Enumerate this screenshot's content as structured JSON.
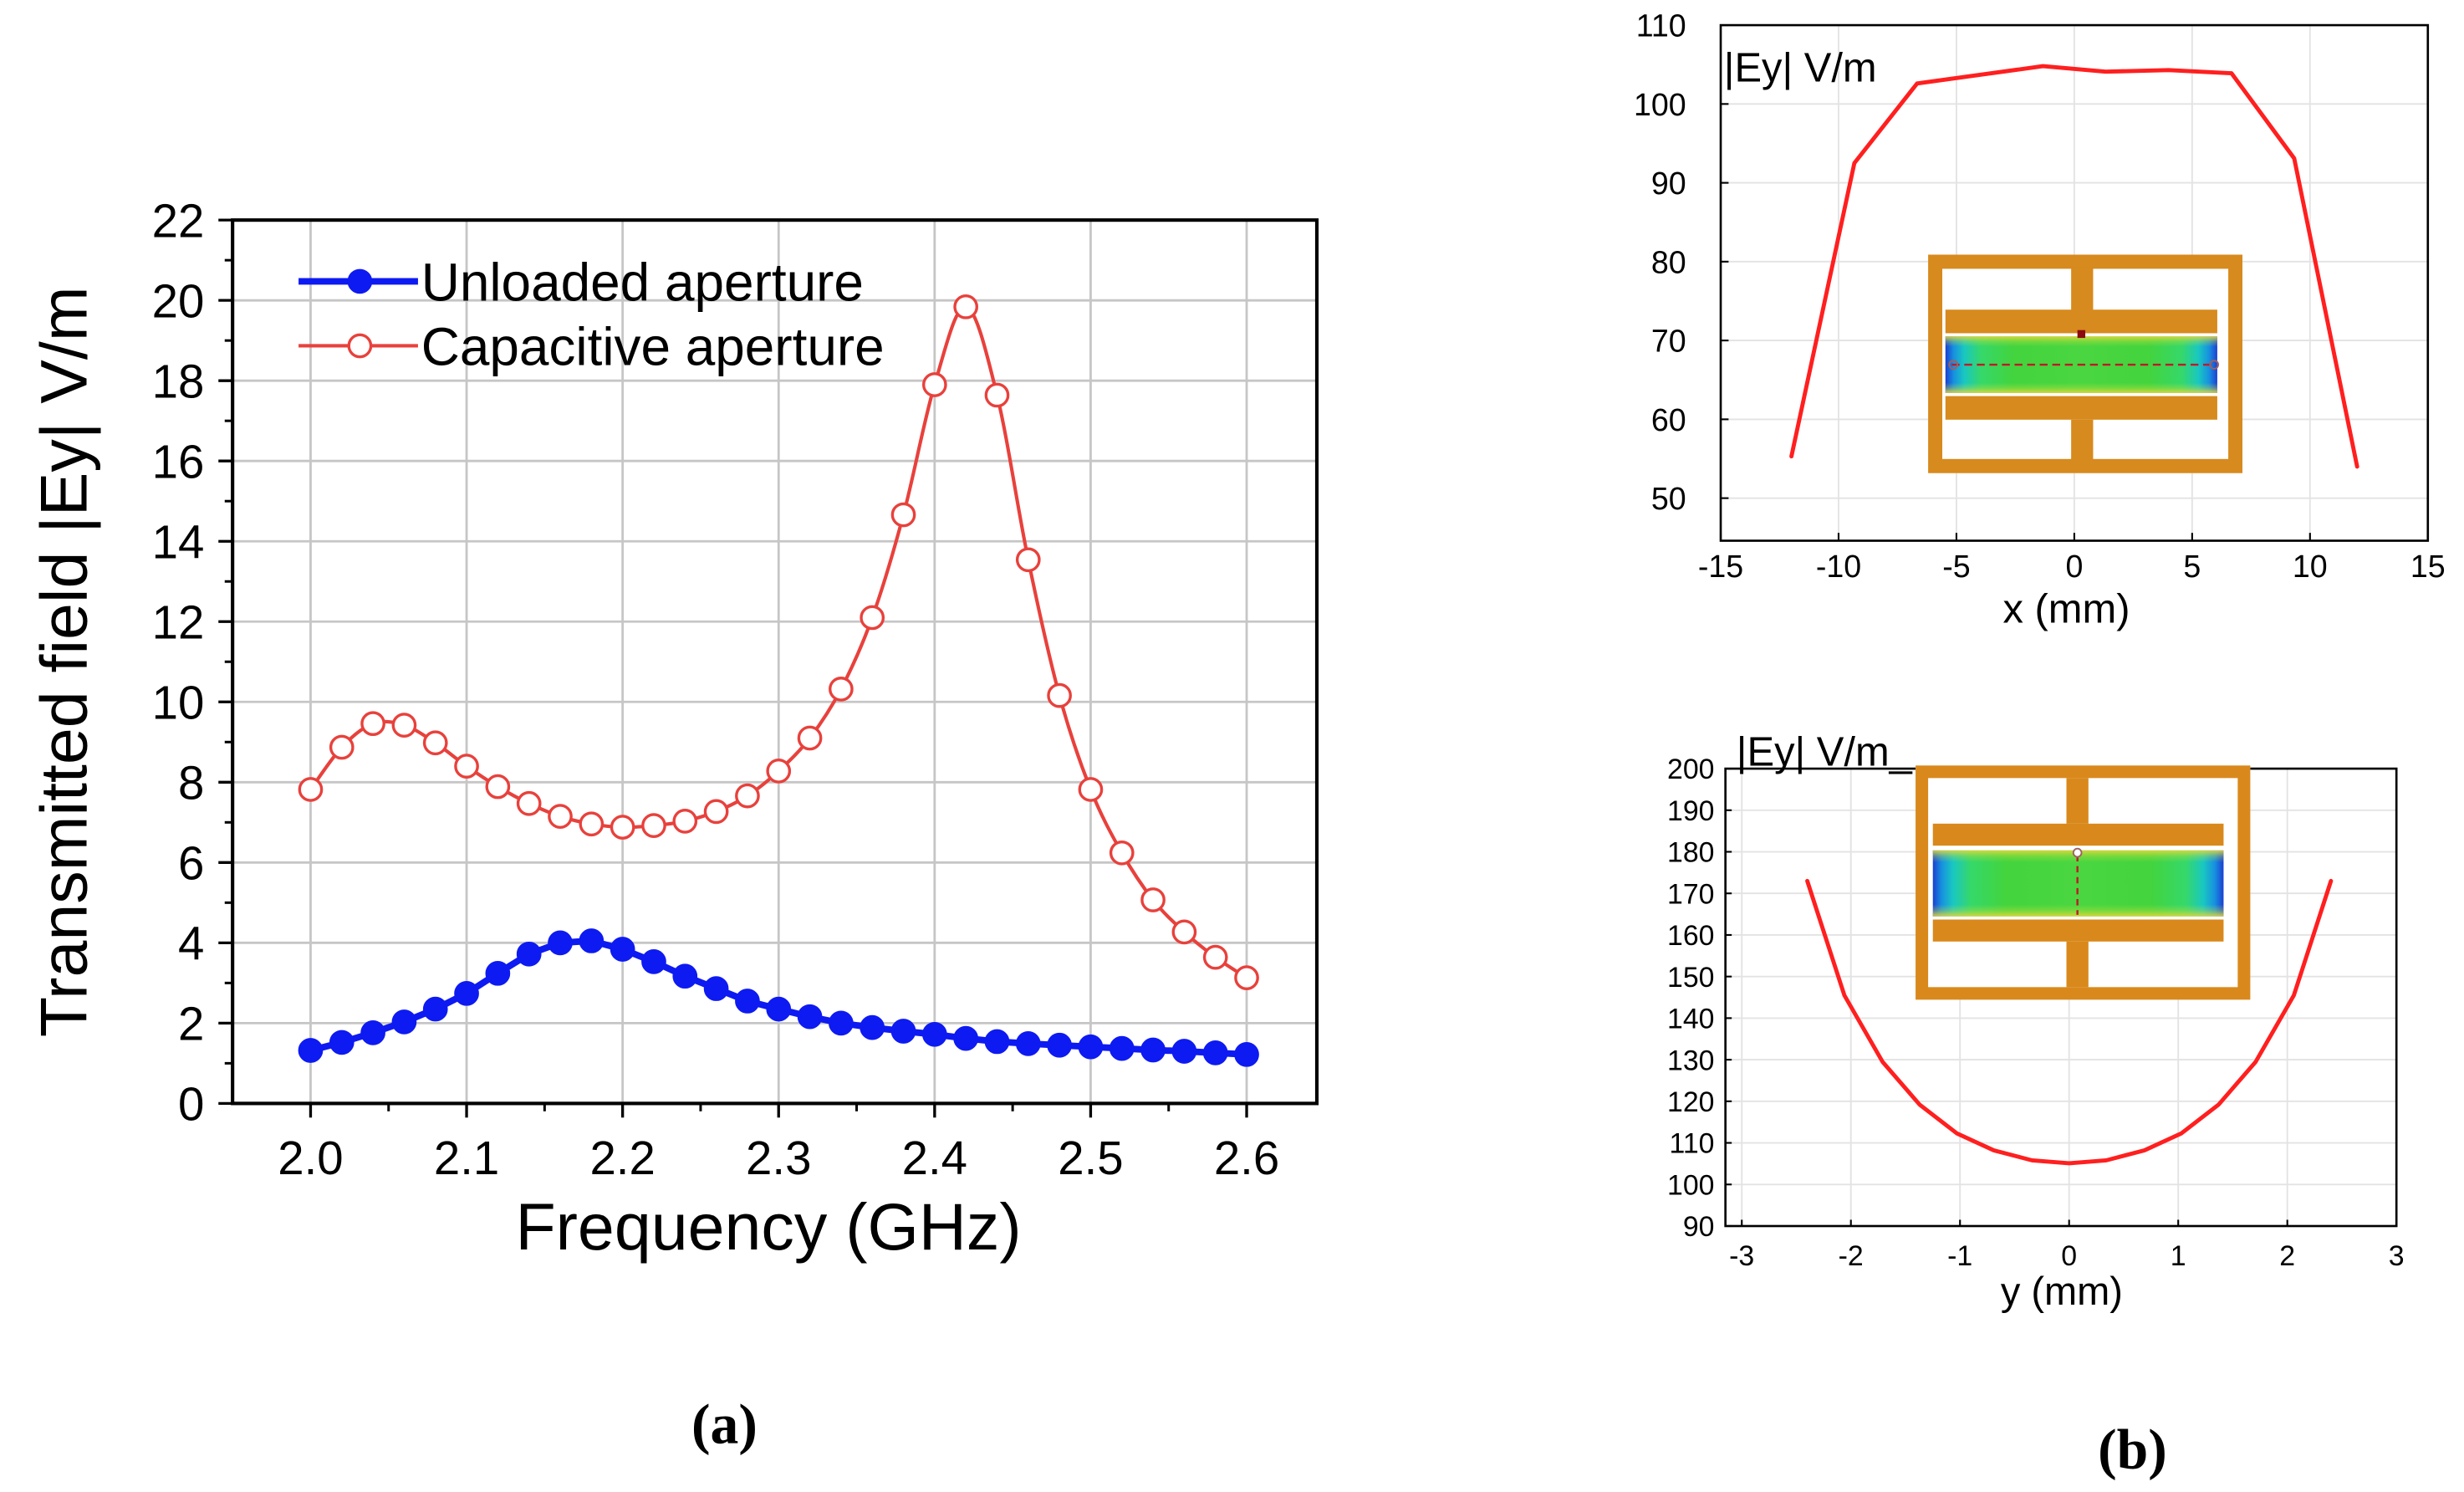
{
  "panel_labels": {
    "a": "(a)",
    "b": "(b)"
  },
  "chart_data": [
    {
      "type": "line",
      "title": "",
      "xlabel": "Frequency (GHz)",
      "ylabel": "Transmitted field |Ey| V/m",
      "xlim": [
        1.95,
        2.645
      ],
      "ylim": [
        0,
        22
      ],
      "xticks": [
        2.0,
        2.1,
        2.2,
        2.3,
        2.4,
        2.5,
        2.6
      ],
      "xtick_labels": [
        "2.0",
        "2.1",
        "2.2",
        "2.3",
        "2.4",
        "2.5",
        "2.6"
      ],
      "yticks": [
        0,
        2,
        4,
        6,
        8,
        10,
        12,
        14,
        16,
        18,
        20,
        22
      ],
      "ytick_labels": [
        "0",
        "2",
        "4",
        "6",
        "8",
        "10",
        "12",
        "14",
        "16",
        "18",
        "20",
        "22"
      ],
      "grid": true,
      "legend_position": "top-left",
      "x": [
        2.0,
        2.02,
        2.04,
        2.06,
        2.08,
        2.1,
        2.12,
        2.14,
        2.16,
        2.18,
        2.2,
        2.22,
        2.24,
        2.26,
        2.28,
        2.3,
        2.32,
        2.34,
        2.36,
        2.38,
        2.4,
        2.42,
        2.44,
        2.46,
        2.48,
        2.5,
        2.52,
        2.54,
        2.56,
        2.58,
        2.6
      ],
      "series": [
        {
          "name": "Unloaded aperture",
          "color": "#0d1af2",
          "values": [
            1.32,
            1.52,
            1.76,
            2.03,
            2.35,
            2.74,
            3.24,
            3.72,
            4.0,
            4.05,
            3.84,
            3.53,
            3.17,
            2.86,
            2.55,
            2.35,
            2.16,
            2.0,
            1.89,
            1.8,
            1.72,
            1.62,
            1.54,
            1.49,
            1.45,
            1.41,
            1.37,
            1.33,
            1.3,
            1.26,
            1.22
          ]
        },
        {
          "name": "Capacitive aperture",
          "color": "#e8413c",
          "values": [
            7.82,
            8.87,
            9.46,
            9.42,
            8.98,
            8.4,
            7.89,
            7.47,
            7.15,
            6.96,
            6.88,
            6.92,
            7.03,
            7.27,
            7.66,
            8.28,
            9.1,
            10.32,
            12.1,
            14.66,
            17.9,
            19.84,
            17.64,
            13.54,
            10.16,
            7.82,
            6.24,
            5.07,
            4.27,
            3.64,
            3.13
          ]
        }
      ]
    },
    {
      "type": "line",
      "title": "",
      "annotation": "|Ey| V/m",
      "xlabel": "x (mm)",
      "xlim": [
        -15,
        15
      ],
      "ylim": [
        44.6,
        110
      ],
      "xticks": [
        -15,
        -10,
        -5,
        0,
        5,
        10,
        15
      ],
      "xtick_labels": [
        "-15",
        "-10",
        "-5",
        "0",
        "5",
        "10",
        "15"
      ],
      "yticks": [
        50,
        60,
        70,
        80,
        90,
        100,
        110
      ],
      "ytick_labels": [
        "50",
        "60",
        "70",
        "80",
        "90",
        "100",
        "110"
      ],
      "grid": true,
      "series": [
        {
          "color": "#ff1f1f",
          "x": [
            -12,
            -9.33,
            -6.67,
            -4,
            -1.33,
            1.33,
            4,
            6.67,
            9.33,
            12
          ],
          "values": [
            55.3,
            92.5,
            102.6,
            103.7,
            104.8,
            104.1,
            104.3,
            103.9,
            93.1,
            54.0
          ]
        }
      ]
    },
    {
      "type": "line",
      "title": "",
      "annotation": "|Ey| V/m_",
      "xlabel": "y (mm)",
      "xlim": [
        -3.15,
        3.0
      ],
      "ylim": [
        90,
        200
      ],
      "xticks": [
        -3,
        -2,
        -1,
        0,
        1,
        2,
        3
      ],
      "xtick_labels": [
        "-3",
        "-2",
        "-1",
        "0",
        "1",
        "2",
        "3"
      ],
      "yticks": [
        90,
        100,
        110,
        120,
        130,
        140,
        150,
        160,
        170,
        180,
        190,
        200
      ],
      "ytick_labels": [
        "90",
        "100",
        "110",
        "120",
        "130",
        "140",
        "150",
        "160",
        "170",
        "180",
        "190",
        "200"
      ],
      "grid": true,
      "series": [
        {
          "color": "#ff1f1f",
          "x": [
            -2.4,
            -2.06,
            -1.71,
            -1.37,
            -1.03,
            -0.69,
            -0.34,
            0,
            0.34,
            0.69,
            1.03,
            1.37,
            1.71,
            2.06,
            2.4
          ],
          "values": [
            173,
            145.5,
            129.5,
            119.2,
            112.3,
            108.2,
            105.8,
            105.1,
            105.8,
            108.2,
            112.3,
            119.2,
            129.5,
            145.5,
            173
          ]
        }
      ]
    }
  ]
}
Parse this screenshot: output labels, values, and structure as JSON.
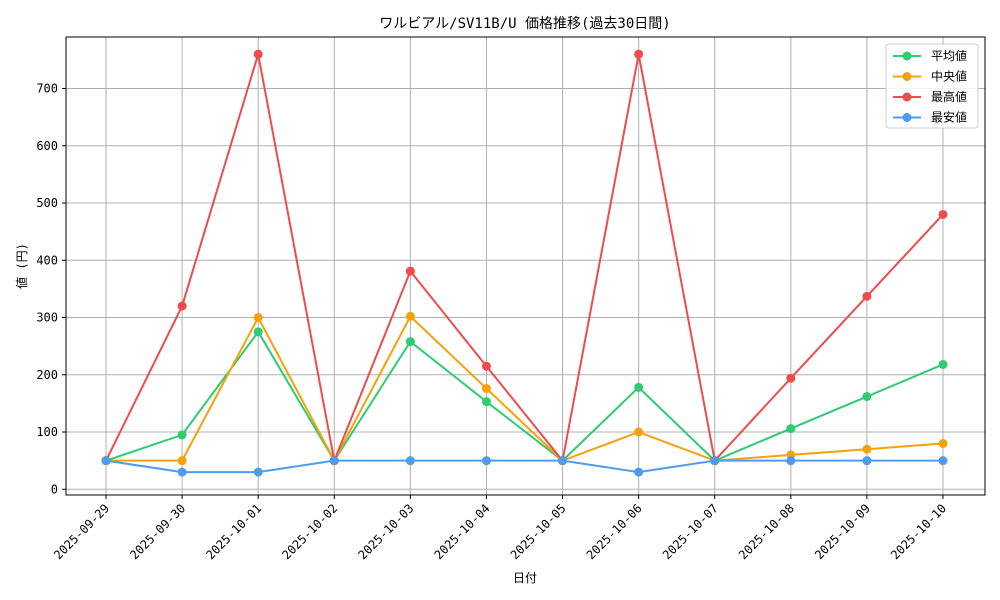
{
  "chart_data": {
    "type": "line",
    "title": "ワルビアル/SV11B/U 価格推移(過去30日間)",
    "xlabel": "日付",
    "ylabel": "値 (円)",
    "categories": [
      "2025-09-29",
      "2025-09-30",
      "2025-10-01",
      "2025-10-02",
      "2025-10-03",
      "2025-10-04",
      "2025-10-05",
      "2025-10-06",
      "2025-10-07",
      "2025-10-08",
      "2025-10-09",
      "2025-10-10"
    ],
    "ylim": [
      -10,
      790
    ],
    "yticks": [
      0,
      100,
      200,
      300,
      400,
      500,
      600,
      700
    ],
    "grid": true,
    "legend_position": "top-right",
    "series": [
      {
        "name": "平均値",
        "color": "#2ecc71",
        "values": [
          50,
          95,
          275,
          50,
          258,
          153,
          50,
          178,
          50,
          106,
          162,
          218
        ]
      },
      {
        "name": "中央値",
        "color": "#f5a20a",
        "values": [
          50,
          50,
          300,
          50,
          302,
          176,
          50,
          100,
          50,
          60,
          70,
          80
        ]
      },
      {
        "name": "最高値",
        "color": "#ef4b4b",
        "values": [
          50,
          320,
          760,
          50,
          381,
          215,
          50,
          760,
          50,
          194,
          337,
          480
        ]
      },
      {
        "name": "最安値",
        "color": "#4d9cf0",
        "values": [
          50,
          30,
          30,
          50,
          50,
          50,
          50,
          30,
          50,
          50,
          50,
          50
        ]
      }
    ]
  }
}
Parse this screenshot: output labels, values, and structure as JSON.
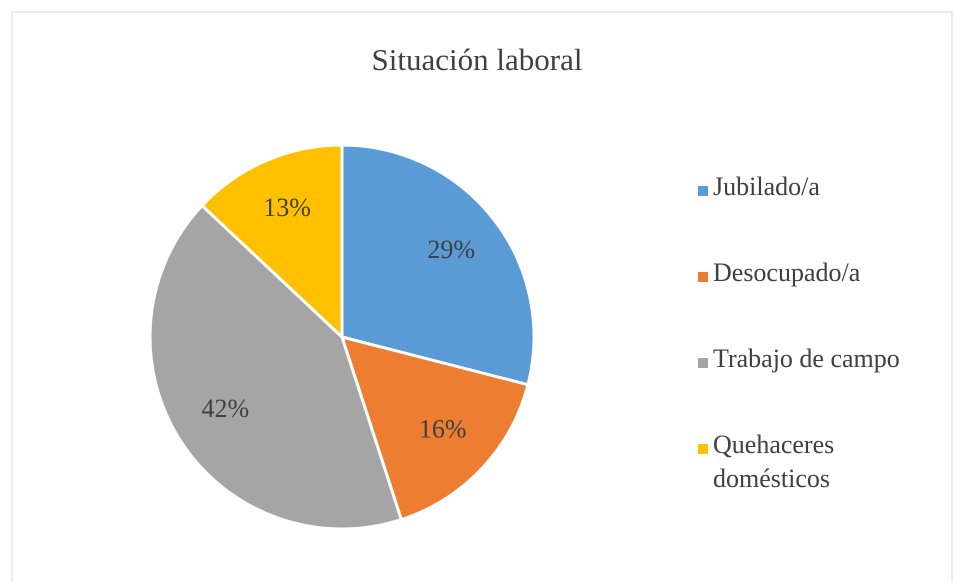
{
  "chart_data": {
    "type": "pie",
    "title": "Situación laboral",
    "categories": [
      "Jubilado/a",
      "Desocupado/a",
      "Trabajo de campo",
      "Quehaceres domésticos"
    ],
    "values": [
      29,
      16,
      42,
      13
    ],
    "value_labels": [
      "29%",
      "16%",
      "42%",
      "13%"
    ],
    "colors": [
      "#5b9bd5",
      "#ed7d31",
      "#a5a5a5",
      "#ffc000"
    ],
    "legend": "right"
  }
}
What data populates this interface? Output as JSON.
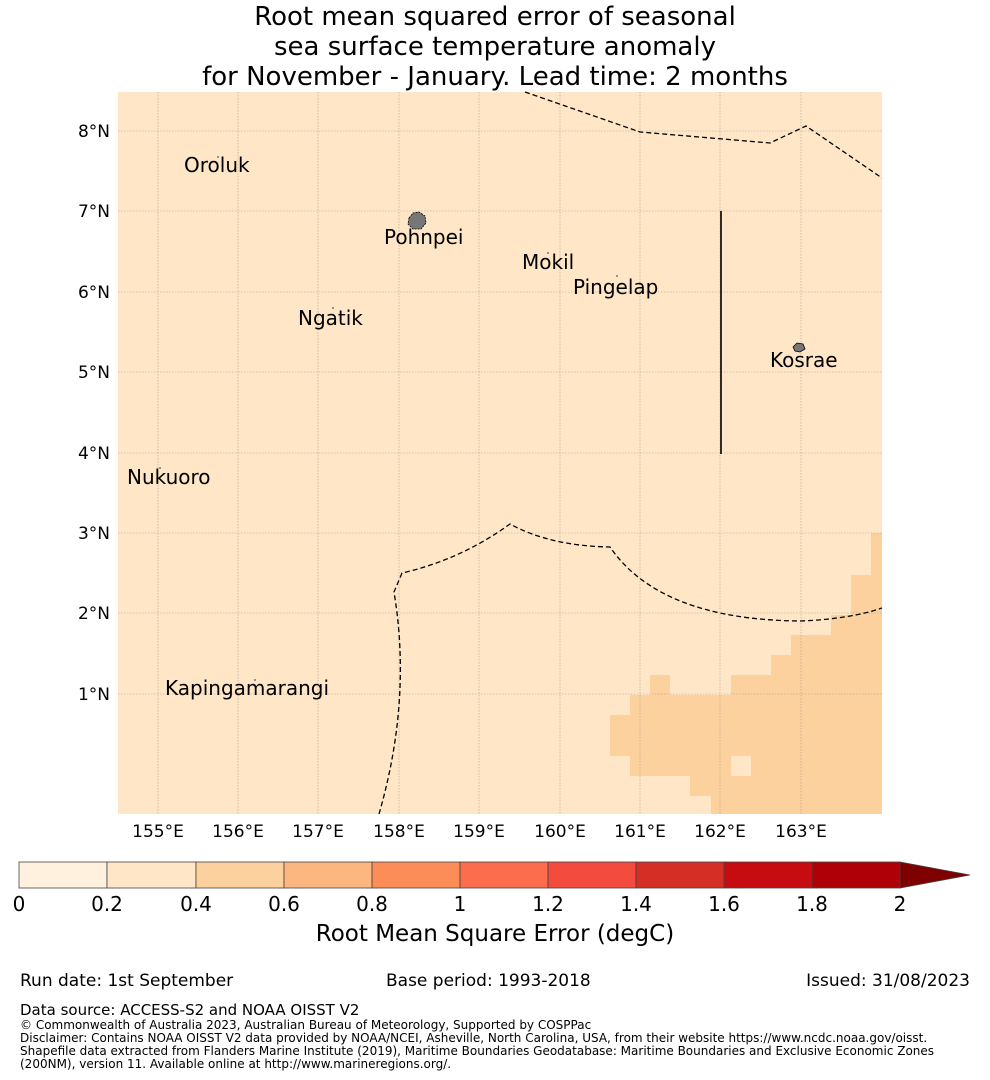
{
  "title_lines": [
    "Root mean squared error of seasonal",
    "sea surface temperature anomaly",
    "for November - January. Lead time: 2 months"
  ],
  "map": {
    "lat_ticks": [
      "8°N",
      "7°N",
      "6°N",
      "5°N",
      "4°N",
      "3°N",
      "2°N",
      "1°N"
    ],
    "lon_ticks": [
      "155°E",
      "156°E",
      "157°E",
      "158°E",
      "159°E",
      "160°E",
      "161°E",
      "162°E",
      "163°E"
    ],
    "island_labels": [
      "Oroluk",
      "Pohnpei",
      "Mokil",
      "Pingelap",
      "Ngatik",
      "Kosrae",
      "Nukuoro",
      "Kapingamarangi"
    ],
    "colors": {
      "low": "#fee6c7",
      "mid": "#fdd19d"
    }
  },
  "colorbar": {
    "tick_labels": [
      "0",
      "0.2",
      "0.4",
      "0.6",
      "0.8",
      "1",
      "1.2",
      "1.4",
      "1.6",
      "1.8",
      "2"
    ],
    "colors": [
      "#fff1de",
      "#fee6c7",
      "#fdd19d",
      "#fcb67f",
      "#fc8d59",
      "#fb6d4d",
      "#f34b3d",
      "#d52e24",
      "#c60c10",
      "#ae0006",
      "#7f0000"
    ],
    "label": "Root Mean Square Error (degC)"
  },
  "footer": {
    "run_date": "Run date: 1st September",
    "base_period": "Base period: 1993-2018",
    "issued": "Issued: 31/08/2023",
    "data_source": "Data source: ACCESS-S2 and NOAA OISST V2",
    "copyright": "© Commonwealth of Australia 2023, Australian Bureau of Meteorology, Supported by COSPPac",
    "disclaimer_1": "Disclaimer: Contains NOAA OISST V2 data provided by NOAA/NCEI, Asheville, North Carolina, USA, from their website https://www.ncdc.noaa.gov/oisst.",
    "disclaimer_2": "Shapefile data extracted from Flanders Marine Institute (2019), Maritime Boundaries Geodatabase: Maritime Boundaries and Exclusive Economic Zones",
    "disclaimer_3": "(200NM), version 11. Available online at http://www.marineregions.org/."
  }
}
━━━━━━
Objective =
Return all lines of the material above in which the word "name" occurs.

Response =
          "name": "Unloaded aperture",
          "name": "Capacitive aperture",
        "name": "平均値",
        "name": "中央値",
        "name": "最高値",
        "name": "最安値",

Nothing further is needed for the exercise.